* INSTRUCTIONS FOR THE TASK
Copy the lines that follow, keeping every character the same.

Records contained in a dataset
********************

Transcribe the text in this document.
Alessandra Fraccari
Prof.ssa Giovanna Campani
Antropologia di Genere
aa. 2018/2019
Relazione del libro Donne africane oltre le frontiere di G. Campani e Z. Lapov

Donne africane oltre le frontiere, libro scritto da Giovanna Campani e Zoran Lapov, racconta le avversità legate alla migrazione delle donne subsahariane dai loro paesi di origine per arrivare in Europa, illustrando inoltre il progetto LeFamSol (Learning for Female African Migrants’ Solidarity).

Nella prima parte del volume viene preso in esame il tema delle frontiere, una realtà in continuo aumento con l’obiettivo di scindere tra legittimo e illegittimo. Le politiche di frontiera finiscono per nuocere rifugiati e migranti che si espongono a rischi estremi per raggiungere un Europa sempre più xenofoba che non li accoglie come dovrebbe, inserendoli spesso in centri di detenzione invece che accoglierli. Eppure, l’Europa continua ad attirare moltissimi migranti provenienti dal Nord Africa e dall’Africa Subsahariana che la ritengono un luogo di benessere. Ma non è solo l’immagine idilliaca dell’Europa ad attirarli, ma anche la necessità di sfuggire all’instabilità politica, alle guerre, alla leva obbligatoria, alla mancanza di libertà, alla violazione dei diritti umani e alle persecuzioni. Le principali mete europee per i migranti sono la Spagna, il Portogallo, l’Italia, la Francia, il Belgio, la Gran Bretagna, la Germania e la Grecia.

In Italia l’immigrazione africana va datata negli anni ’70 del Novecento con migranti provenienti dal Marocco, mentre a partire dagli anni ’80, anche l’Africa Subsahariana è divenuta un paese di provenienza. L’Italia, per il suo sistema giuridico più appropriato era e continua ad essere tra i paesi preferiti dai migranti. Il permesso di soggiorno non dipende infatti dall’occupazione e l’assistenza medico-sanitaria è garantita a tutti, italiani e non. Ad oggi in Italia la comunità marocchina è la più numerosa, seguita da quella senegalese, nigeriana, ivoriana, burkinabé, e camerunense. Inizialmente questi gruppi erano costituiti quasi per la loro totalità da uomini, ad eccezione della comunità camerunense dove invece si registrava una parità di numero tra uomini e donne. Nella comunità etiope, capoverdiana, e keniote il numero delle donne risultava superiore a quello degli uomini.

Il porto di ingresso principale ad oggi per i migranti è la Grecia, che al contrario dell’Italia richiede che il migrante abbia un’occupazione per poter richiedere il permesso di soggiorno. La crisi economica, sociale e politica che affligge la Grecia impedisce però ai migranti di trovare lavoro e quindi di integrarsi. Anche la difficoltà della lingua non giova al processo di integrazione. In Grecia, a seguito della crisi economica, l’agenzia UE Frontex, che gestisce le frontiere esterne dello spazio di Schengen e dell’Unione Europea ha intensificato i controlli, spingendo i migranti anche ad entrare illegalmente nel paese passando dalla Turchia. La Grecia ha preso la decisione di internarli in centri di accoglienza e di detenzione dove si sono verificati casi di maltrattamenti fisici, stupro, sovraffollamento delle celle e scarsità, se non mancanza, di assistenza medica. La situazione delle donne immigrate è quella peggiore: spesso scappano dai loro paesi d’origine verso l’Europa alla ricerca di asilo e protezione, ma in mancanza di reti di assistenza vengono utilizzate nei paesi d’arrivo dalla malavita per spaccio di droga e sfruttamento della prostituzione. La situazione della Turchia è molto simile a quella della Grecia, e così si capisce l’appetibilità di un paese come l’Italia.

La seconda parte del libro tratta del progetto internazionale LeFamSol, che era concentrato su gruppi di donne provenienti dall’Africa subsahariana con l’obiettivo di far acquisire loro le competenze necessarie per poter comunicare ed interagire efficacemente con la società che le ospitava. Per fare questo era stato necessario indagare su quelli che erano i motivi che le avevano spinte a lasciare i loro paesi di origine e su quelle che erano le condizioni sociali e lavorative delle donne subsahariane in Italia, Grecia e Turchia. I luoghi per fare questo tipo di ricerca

********************

* ANSWER TO THE PROBLEM
Transcribe the text in this document.
Alessandra Fraccari
Prof.ssa Giovanna Campani
Antropologia di Genere
aa. 2018/2019
Relazione del libro Donne africane oltre le frontiere di G. Campani e Z. Lapov

Donne africane oltre le frontiere, libro scritto da Giovanna Campani e Zoran Lapov, racconta le avversità legate alla migrazione delle donne subsahariane dai loro paesi di origine per arrivare in Europa, illustrando inoltre il progetto LeFamSol (Learning for Female African Migrants’ Solidarity).

Nella prima parte del volume viene preso in esame il tema delle frontiere, una realtà in continuo aumento con l’obiettivo di scindere tra legittimo e illegittimo. Le politiche di frontiera finiscono per nuocere rifugiati e migranti che si espongono a rischi estremi per raggiungere un Europa sempre più xenofoba che non li accoglie come dovrebbe, inserendoli spesso in centri di detenzione invece che accoglierli. Eppure, l’Europa continua ad attirare moltissimi migranti provenienti dal Nord Africa e dall’Africa Subsahariana che la ritengono un luogo di benessere. Ma non è solo l’immagine idilliaca dell’Europa ad attirarli, ma anche la necessità di sfuggire all’instabilità politica, alle guerre, alla leva obbligatoria, alla mancanza di libertà, alla violazione dei diritti umani e alle persecuzioni. Le principali mete europee per i migranti sono la Spagna, il Portogallo, l’Italia, la Francia, il Belgio, la Gran Bretagna, la Germania e la Grecia.

In Italia l’immigrazione africana va datata negli anni ’70 del Novecento con migranti provenienti dal Marocco, mentre a partire dagli anni ’80, anche l’Africa Subsahariana è divenuta un paese di provenienza. L’Italia, per il suo sistema giuridico più appropriato era e continua ad essere tra i paesi preferiti dai migranti. Il permesso di soggiorno non dipende infatti dall’occupazione e l’assistenza medico-sanitaria è garantita a tutti, italiani e non. Ad oggi in Italia la comunità marocchina è la più numerosa, seguita da quella senegalese, nigeriana, ivoriana, burkinabé, e camerunense. Inizialmente questi gruppi erano costituiti quasi per la loro totalità da uomini, ad eccezione della comunità camerunense dove invece si registrava una parità di numero tra uomini e donne. Nella comunità etiope, capoverdiana, e keniote il numero delle donne risultava superiore a quello degli uomini.

Il porto di ingresso principale ad oggi per i migranti è la Grecia, che al contrario dell’Italia richiede che il migrante abbia un’occupazione per poter richiedere il permesso di soggiorno. La crisi economica, sociale e politica che affligge la Grecia impedisce però ai migranti di trovare lavoro e quindi di integrarsi. Anche la difficoltà della lingua non giova al processo di integrazione. In Grecia, a seguito della crisi economica, l’agenzia UE Frontex, che gestisce le frontiere esterne dello spazio di Schengen e dell’Unione Europea ha intensificato i controlli, spingendo i migranti anche ad entrare illegalmente nel paese passando dalla Turchia. La Grecia ha preso la decisione di internarli in centri di accoglienza e di detenzione dove si sono verificati casi di maltrattamenti fisici, stupro, sovraffollamento delle celle e scarsità, se non mancanza, di assistenza medica. La situazione delle donne immigrate è quella peggiore: spesso scappano dai loro paesi d’origine verso l’Europa alla ricerca di asilo e protezione, ma in mancanza di reti di assistenza vengono utilizzate nei paesi d’arrivo dalla malavita per spaccio di droga e sfruttamento della prostituzione. La situazione della Turchia è molto simile a quella della Grecia, e così si capisce l’appetibilità di un paese come l’Italia.

La seconda parte del libro tratta del progetto internazionale LeFamSol, che era concentrato su gruppi di donne provenienti dall’Africa subsahariana con l’obiettivo di far acquisire loro le competenze necessarie per poter comunicare ed interagire efficacemente con la società che le ospitava. Per fare questo era stato necessario indagare su quelli che erano i motivi che le avevano spinte a lasciare i loro paesi di origine e su quelle che erano le condizioni sociali e lavorative delle donne subsahariane in Italia, Grecia e Turchia. I luoghi per fare questo tipo di ricerca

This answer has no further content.